(Entries from a dataset)
****************************************
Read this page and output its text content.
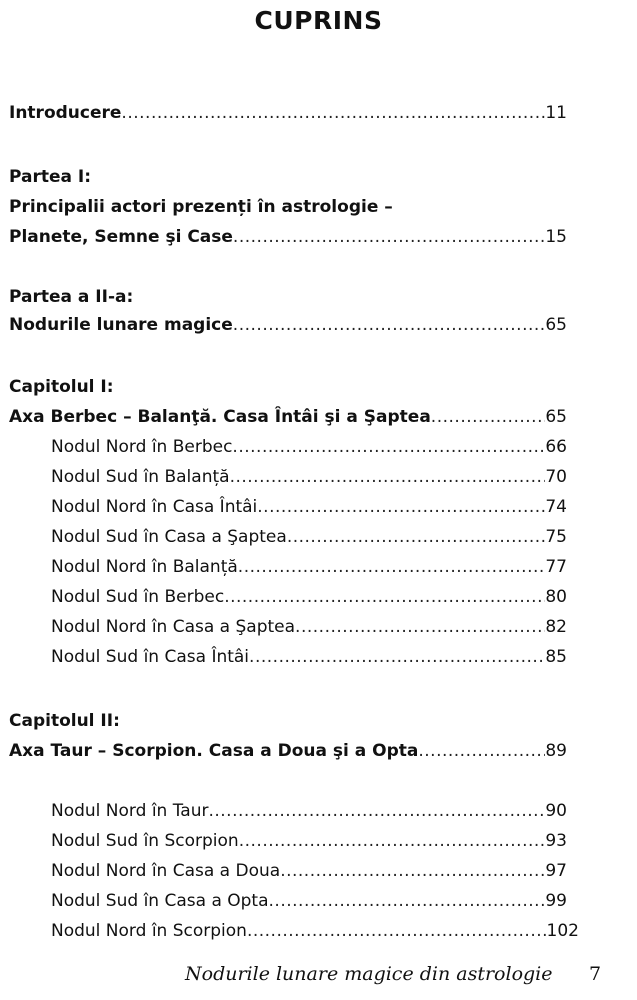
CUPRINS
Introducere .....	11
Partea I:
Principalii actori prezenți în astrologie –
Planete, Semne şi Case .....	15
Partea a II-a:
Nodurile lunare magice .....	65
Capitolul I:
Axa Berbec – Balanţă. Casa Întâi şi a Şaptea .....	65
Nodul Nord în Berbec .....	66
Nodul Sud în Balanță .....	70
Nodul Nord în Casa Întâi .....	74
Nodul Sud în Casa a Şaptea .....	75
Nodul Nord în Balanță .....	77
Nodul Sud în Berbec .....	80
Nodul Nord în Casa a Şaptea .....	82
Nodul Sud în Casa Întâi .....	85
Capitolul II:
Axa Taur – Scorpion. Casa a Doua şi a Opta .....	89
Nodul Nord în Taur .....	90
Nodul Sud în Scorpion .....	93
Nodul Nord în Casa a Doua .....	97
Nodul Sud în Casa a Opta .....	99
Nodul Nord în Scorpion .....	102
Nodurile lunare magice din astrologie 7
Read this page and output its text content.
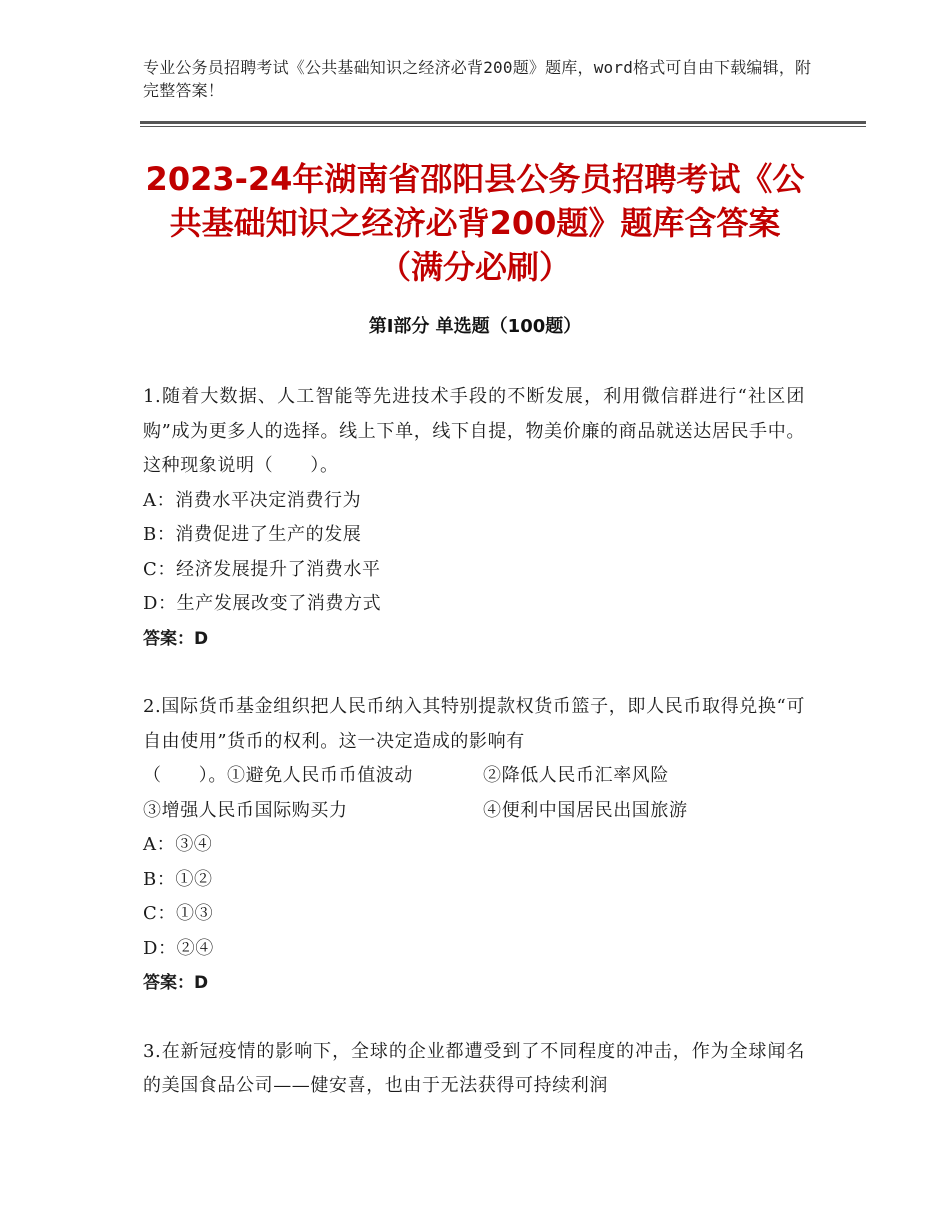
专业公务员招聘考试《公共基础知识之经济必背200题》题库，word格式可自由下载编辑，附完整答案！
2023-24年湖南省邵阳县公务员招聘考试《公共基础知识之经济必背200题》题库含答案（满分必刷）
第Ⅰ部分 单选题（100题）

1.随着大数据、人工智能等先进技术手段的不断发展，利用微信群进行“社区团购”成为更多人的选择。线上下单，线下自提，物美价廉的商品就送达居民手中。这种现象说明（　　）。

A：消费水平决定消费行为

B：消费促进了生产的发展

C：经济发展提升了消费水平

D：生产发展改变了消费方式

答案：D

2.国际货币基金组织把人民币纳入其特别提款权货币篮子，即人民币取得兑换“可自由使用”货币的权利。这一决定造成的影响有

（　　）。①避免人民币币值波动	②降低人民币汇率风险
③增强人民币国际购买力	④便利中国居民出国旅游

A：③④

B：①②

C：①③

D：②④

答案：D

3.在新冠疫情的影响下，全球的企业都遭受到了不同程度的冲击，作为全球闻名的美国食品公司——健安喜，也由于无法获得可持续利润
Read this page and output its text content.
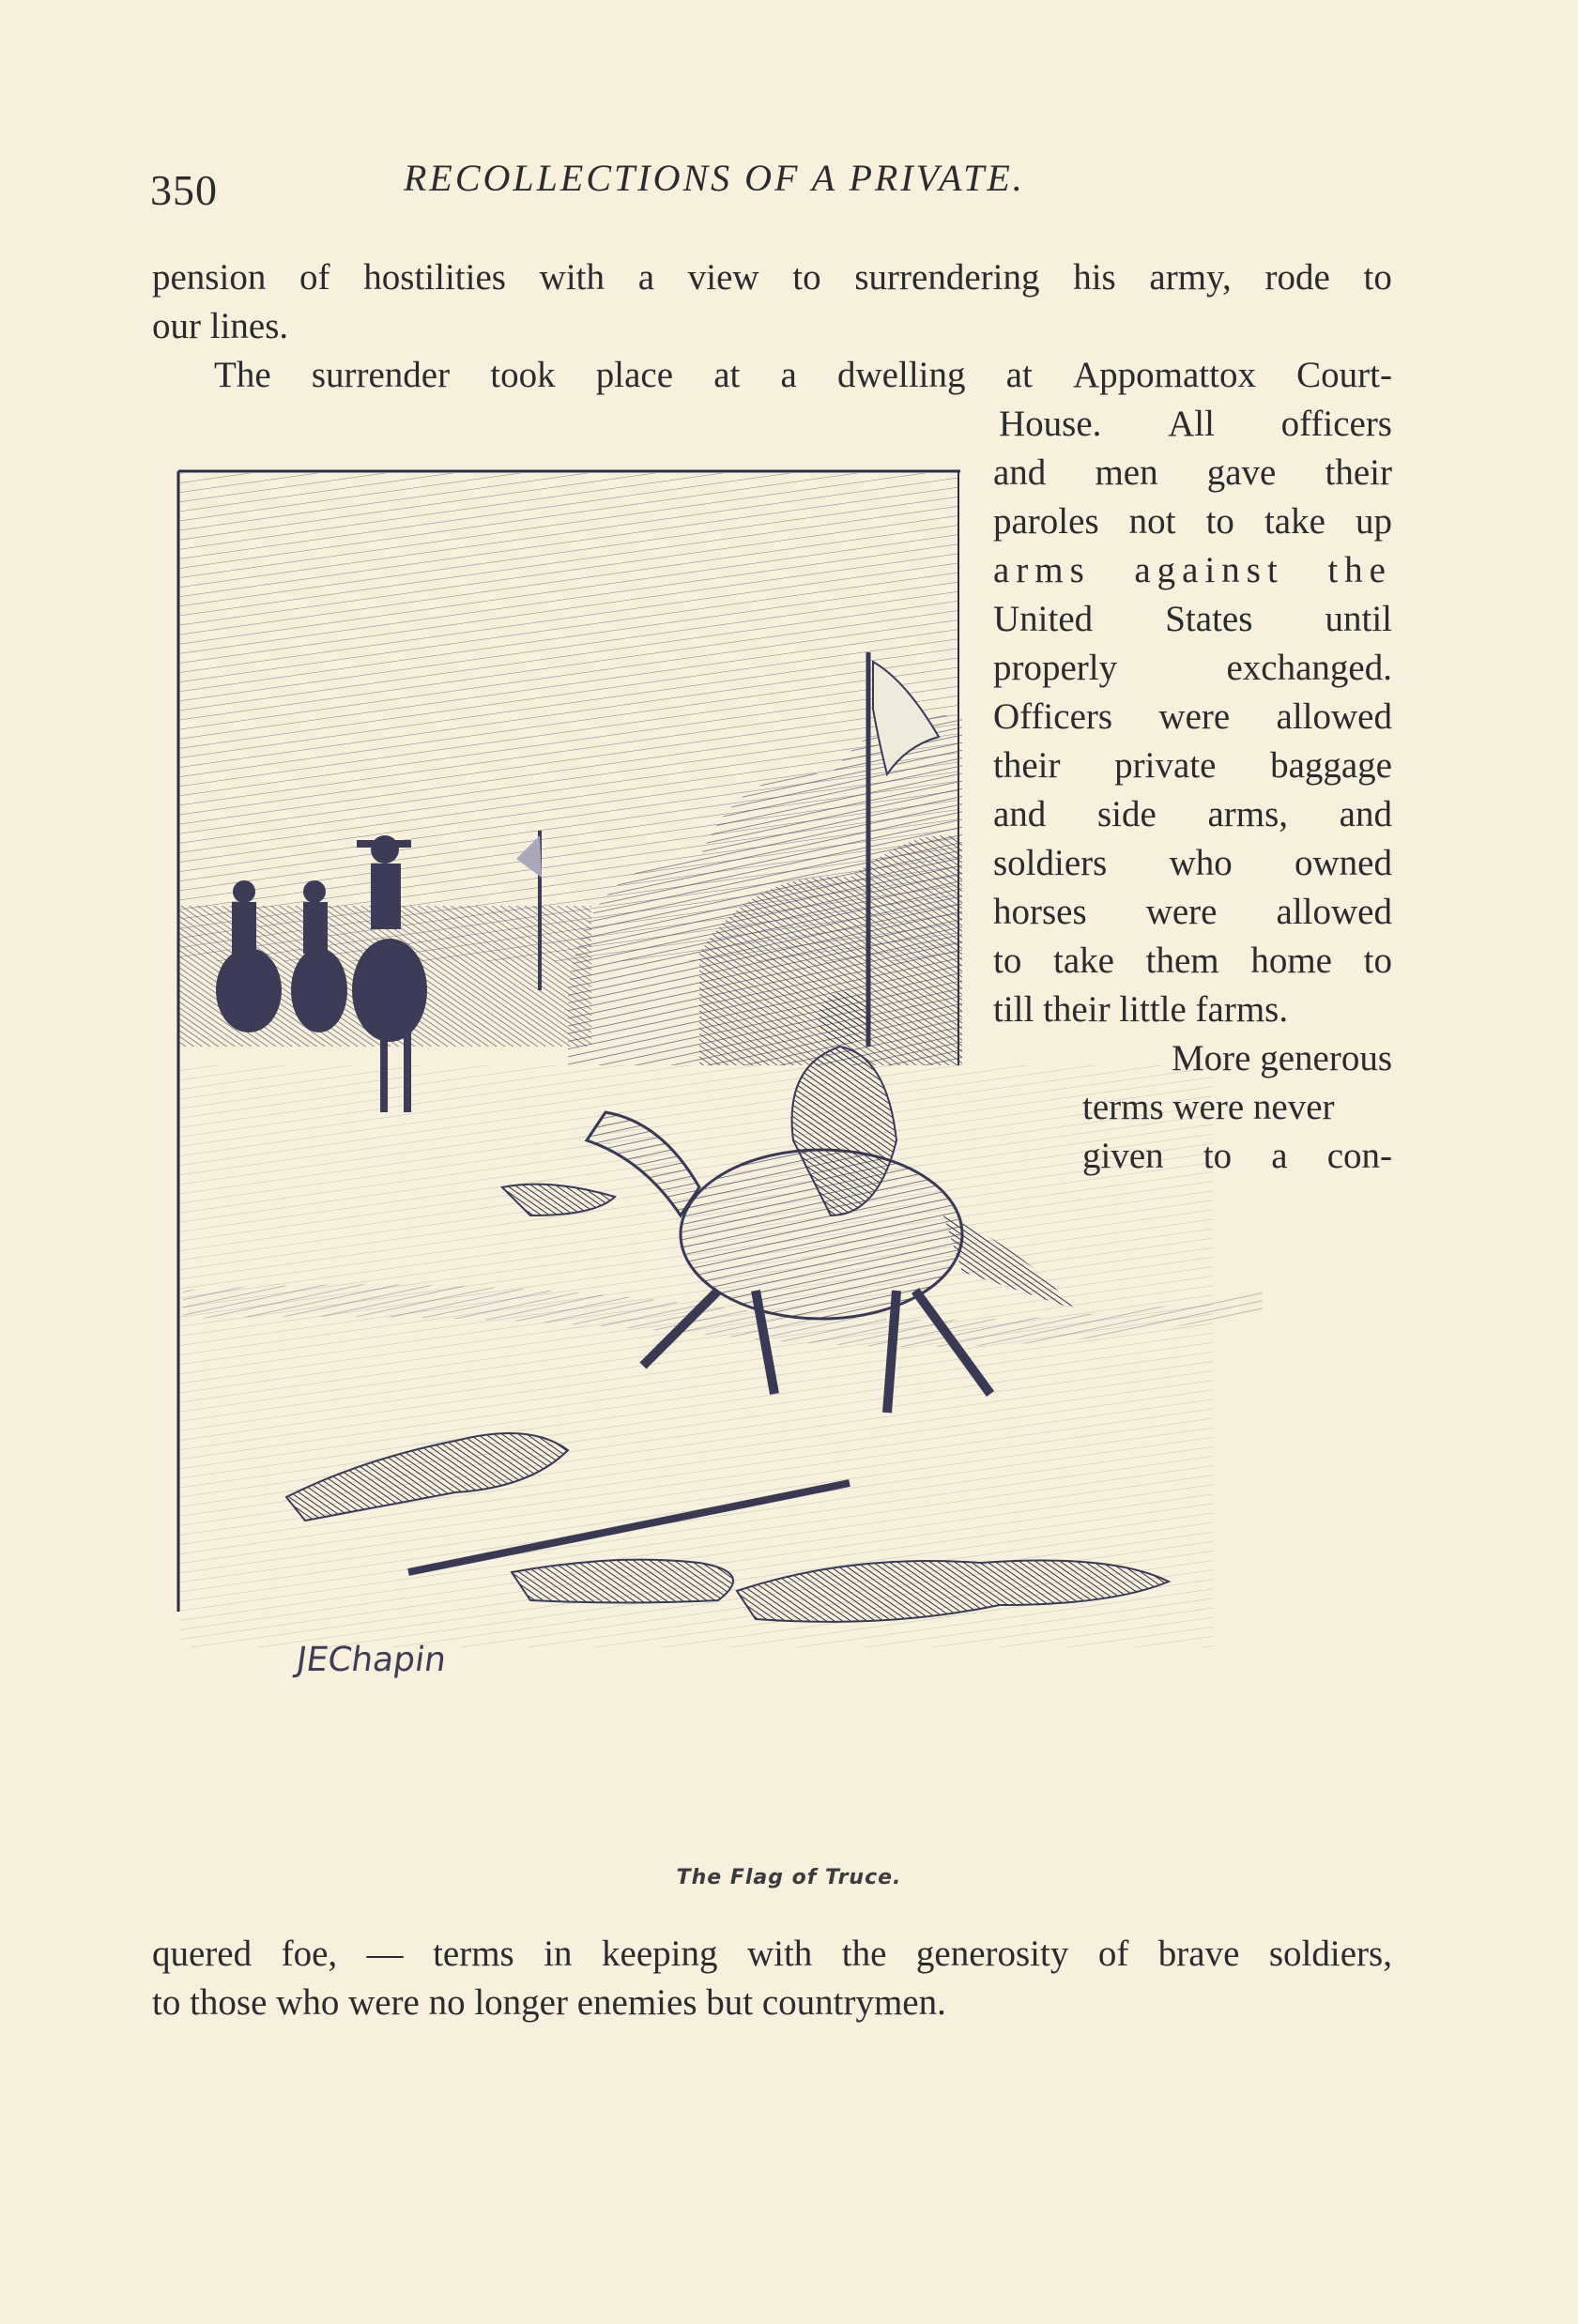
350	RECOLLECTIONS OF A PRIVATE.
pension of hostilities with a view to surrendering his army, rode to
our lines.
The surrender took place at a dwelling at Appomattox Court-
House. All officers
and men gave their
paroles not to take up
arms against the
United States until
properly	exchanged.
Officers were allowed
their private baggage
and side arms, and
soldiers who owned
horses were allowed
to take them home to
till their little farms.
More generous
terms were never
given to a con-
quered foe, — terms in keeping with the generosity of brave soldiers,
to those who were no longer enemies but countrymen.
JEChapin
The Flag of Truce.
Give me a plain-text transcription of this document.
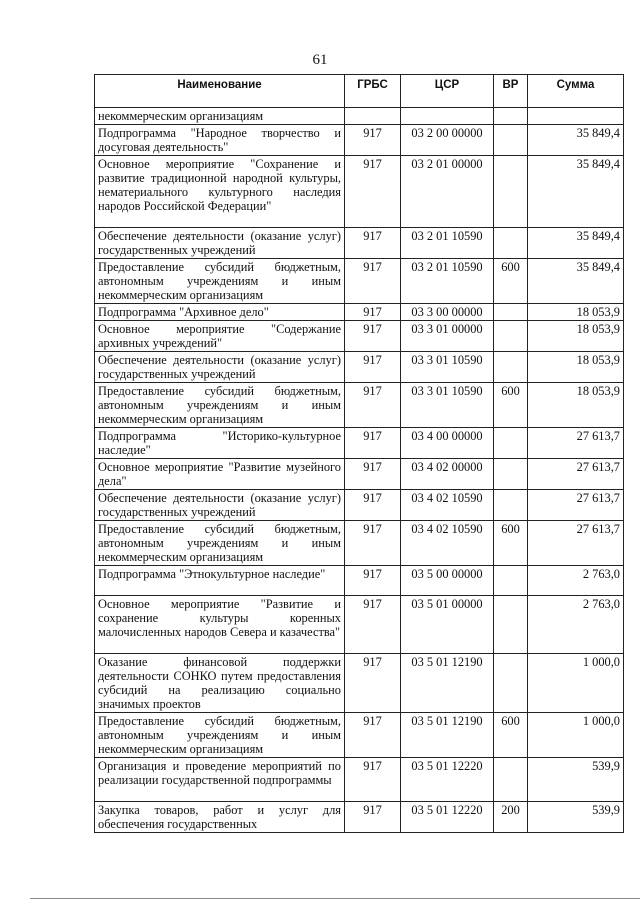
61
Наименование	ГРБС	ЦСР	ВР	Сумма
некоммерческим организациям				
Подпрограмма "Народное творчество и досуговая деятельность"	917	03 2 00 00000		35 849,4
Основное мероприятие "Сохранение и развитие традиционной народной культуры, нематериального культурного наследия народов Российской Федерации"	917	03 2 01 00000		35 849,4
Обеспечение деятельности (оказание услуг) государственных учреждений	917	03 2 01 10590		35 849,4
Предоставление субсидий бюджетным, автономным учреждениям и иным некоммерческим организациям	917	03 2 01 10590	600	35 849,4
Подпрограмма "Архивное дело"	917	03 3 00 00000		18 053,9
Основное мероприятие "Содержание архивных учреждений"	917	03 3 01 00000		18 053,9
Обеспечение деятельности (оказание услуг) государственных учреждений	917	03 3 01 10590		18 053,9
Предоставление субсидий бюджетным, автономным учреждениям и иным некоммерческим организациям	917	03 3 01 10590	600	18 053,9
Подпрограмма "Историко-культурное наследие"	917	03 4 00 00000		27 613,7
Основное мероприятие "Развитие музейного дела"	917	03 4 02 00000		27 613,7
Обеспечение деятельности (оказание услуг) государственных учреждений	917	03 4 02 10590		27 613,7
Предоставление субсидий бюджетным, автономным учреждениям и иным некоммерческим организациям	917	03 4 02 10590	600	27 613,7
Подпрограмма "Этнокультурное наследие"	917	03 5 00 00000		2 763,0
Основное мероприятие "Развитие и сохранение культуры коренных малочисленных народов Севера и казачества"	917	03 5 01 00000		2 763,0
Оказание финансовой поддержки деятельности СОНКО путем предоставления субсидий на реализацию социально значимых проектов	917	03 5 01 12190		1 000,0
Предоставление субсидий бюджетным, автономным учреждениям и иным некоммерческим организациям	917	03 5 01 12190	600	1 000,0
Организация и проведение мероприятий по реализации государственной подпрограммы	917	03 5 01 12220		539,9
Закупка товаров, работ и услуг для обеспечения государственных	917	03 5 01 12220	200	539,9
****************************************
What you are asked to do. Reply with only the number of lines in the entries that contain the word "деятельности".

Output of the task. 4